## Provided records
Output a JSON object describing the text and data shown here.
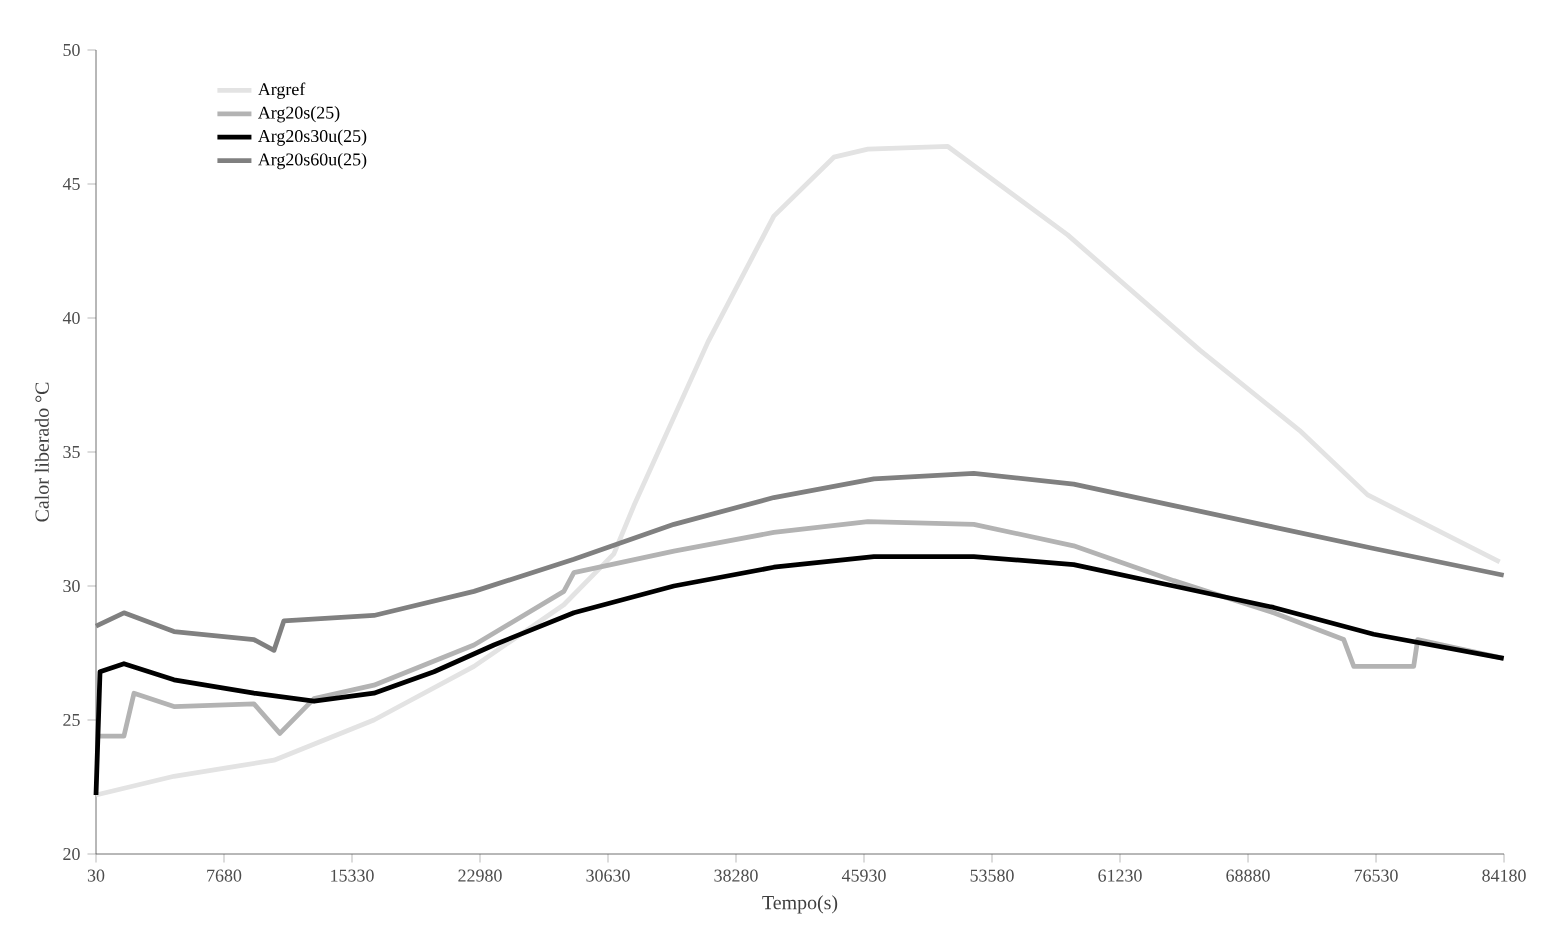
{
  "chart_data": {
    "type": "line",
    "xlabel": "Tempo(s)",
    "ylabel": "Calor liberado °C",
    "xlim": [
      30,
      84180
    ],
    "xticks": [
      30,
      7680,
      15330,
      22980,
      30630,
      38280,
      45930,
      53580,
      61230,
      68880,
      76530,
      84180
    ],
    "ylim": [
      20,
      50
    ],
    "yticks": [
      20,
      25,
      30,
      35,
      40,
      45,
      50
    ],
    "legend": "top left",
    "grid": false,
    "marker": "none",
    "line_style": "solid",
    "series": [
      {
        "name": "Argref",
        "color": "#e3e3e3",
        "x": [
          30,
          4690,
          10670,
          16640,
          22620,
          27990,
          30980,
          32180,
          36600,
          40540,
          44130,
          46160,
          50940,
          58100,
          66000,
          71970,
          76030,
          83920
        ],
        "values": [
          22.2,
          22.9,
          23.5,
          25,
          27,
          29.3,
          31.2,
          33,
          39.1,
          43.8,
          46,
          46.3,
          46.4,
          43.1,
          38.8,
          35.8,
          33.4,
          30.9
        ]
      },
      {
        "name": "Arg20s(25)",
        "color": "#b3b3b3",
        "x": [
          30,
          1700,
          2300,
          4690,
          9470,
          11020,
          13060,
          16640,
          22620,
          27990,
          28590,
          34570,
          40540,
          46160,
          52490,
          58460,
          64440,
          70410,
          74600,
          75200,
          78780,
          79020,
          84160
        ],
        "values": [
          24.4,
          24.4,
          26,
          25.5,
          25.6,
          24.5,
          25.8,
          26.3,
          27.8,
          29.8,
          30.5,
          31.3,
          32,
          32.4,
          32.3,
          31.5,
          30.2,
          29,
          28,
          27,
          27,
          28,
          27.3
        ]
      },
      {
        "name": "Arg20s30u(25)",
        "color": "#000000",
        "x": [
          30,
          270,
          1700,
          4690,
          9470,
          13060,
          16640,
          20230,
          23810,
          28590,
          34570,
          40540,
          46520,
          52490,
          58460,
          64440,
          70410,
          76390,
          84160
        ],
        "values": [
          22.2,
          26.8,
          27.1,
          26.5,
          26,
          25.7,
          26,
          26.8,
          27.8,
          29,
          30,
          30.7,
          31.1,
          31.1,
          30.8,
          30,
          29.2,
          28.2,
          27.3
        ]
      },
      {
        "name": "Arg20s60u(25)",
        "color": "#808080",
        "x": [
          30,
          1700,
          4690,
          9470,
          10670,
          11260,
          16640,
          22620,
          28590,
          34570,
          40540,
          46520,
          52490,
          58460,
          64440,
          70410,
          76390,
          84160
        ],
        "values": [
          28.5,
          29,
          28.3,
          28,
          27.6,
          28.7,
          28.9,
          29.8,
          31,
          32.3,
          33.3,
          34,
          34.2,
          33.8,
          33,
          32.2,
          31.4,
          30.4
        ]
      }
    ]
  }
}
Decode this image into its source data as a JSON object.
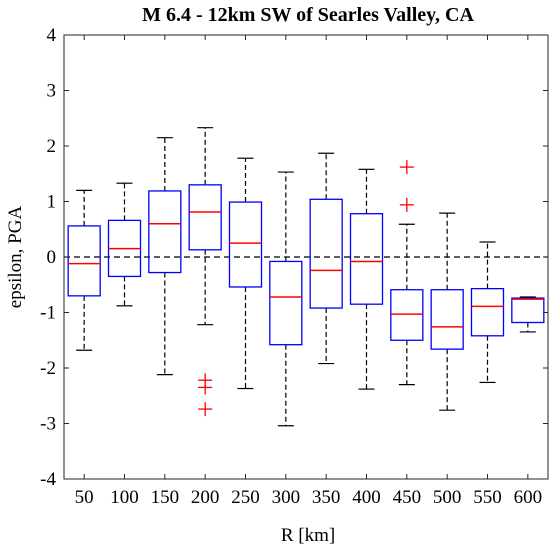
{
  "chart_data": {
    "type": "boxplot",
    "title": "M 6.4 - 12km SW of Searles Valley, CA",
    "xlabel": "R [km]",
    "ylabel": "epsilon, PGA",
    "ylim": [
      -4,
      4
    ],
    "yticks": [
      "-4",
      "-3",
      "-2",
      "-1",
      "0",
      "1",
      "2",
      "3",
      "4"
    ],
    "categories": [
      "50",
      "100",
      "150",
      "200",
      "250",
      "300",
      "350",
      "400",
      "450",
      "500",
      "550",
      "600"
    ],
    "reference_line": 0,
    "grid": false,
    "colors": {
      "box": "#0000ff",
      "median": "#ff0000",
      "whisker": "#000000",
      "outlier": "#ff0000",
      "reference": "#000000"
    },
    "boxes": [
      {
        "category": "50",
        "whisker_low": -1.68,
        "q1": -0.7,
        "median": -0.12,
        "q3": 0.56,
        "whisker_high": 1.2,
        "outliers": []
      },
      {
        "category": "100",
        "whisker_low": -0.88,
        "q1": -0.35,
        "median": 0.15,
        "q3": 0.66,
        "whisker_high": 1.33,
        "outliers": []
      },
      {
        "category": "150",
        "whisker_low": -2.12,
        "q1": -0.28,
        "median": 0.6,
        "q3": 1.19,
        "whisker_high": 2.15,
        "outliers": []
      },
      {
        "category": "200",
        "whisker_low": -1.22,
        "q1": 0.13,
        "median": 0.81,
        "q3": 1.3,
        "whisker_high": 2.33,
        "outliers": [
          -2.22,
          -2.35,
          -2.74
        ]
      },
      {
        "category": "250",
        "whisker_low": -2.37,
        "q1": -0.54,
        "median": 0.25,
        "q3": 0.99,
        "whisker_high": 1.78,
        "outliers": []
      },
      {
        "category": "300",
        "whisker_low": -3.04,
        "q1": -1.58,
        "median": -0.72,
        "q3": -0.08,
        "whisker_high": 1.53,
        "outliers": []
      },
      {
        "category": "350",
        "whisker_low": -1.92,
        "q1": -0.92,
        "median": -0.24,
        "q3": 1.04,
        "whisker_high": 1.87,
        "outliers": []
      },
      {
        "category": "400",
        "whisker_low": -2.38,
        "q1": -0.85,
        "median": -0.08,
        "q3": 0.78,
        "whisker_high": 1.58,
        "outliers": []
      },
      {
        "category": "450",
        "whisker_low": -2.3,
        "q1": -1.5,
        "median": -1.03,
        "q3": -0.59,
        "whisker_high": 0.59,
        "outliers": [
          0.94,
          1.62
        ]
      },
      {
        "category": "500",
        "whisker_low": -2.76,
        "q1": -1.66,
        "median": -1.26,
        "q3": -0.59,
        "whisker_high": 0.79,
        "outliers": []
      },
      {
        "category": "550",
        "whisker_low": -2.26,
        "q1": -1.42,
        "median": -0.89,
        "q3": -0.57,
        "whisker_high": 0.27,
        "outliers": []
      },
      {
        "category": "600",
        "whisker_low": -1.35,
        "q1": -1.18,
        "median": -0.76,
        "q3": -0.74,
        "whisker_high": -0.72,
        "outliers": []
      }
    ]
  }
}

## Set task
Images in the data above are to be skipped. Retype all other material exactly.

## Answer below
Output a JSON object describing the text and data shown here.
{
  "chart_data": {
    "type": "line",
    "xlabel": "Tempo(s)",
    "ylabel": "Calor liberado °C",
    "xlim": [
      30,
      84180
    ],
    "xticks": [
      30,
      7680,
      15330,
      22980,
      30630,
      38280,
      45930,
      53580,
      61230,
      68880,
      76530,
      84180
    ],
    "ylim": [
      20,
      50
    ],
    "yticks": [
      20,
      25,
      30,
      35,
      40,
      45,
      50
    ],
    "legend": "top left",
    "grid": false,
    "marker": "none",
    "line_style": "solid",
    "series": [
      {
        "name": "Argref",
        "color": "#e3e3e3",
        "x": [
          30,
          4690,
          10670,
          16640,
          22620,
          27990,
          30980,
          32180,
          36600,
          40540,
          44130,
          46160,
          50940,
          58100,
          66000,
          71970,
          76030,
          83920
        ],
        "values": [
          22.2,
          22.9,
          23.5,
          25,
          27,
          29.3,
          31.2,
          33,
          39.1,
          43.8,
          46,
          46.3,
          46.4,
          43.1,
          38.8,
          35.8,
          33.4,
          30.9
        ]
      },
      {
        "name": "Arg20s(25)",
        "color": "#b3b3b3",
        "x": [
          30,
          1700,
          2300,
          4690,
          9470,
          11020,
          13060,
          16640,
          22620,
          27990,
          28590,
          34570,
          40540,
          46160,
          52490,
          58460,
          64440,
          70410,
          74600,
          75200,
          78780,
          79020,
          84160
        ],
        "values": [
          24.4,
          24.4,
          26,
          25.5,
          25.6,
          24.5,
          25.8,
          26.3,
          27.8,
          29.8,
          30.5,
          31.3,
          32,
          32.4,
          32.3,
          31.5,
          30.2,
          29,
          28,
          27,
          27,
          28,
          27.3
        ]
      },
      {
        "name": "Arg20s30u(25)",
        "color": "#000000",
        "x": [
          30,
          270,
          1700,
          4690,
          9470,
          13060,
          16640,
          20230,
          23810,
          28590,
          34570,
          40540,
          46520,
          52490,
          58460,
          64440,
          70410,
          76390,
          84160
        ],
        "values": [
          22.2,
          26.8,
          27.1,
          26.5,
          26,
          25.7,
          26,
          26.8,
          27.8,
          29,
          30,
          30.7,
          31.1,
          31.1,
          30.8,
          30,
          29.2,
          28.2,
          27.3
        ]
      },
      {
        "name": "Arg20s60u(25)",
        "color": "#808080",
        "x": [
          30,
          1700,
          4690,
          9470,
          10670,
          11260,
          16640,
          22620,
          28590,
          34570,
          40540,
          46520,
          52490,
          58460,
          64440,
          70410,
          76390,
          84160
        ],
        "values": [
          28.5,
          29,
          28.3,
          28,
          27.6,
          28.7,
          28.9,
          29.8,
          31,
          32.3,
          33.3,
          34,
          34.2,
          33.8,
          33,
          32.2,
          31.4,
          30.4
        ]
      }
    ]
  }
}
Decode this image into its source data as a JSON object.
{
  "chart_data": {
    "type": "boxplot",
    "title": "M 6.4 - 12km SW of Searles Valley, CA",
    "xlabel": "R [km]",
    "ylabel": "epsilon, PGA",
    "ylim": [
      -4,
      4
    ],
    "yticks": [
      "-4",
      "-3",
      "-2",
      "-1",
      "0",
      "1",
      "2",
      "3",
      "4"
    ],
    "categories": [
      "50",
      "100",
      "150",
      "200",
      "250",
      "300",
      "350",
      "400",
      "450",
      "500",
      "550",
      "600"
    ],
    "reference_line": 0,
    "grid": false,
    "colors": {
      "box": "#0000ff",
      "median": "#ff0000",
      "whisker": "#000000",
      "outlier": "#ff0000",
      "reference": "#000000"
    },
    "boxes": [
      {
        "category": "50",
        "whisker_low": -1.68,
        "q1": -0.7,
        "median": -0.12,
        "q3": 0.56,
        "whisker_high": 1.2,
        "outliers": []
      },
      {
        "category": "100",
        "whisker_low": -0.88,
        "q1": -0.35,
        "median": 0.15,
        "q3": 0.66,
        "whisker_high": 1.33,
        "outliers": []
      },
      {
        "category": "150",
        "whisker_low": -2.12,
        "q1": -0.28,
        "median": 0.6,
        "q3": 1.19,
        "whisker_high": 2.15,
        "outliers": []
      },
      {
        "category": "200",
        "whisker_low": -1.22,
        "q1": 0.13,
        "median": 0.81,
        "q3": 1.3,
        "whisker_high": 2.33,
        "outliers": [
          -2.22,
          -2.35,
          -2.74
        ]
      },
      {
        "category": "250",
        "whisker_low": -2.37,
        "q1": -0.54,
        "median": 0.25,
        "q3": 0.99,
        "whisker_high": 1.78,
        "outliers": []
      },
      {
        "category": "300",
        "whisker_low": -3.04,
        "q1": -1.58,
        "median": -0.72,
        "q3": -0.08,
        "whisker_high": 1.53,
        "outliers": []
      },
      {
        "category": "350",
        "whisker_low": -1.92,
        "q1": -0.92,
        "median": -0.24,
        "q3": 1.04,
        "whisker_high": 1.87,
        "outliers": []
      },
      {
        "category": "400",
        "whisker_low": -2.38,
        "q1": -0.85,
        "median": -0.08,
        "q3": 0.78,
        "whisker_high": 1.58,
        "outliers": []
      },
      {
        "category": "450",
        "whisker_low": -2.3,
        "q1": -1.5,
        "median": -1.03,
        "q3": -0.59,
        "whisker_high": 0.59,
        "outliers": [
          0.94,
          1.62
        ]
      },
      {
        "category": "500",
        "whisker_low": -2.76,
        "q1": -1.66,
        "median": -1.26,
        "q3": -0.59,
        "whisker_high": 0.79,
        "outliers": []
      },
      {
        "category": "550",
        "whisker_low": -2.26,
        "q1": -1.42,
        "median": -0.89,
        "q3": -0.57,
        "whisker_high": 0.27,
        "outliers": []
      },
      {
        "category": "600",
        "whisker_low": -1.35,
        "q1": -1.18,
        "median": -0.76,
        "q3": -0.74,
        "whisker_high": -0.72,
        "outliers": []
      }
    ]
  }
}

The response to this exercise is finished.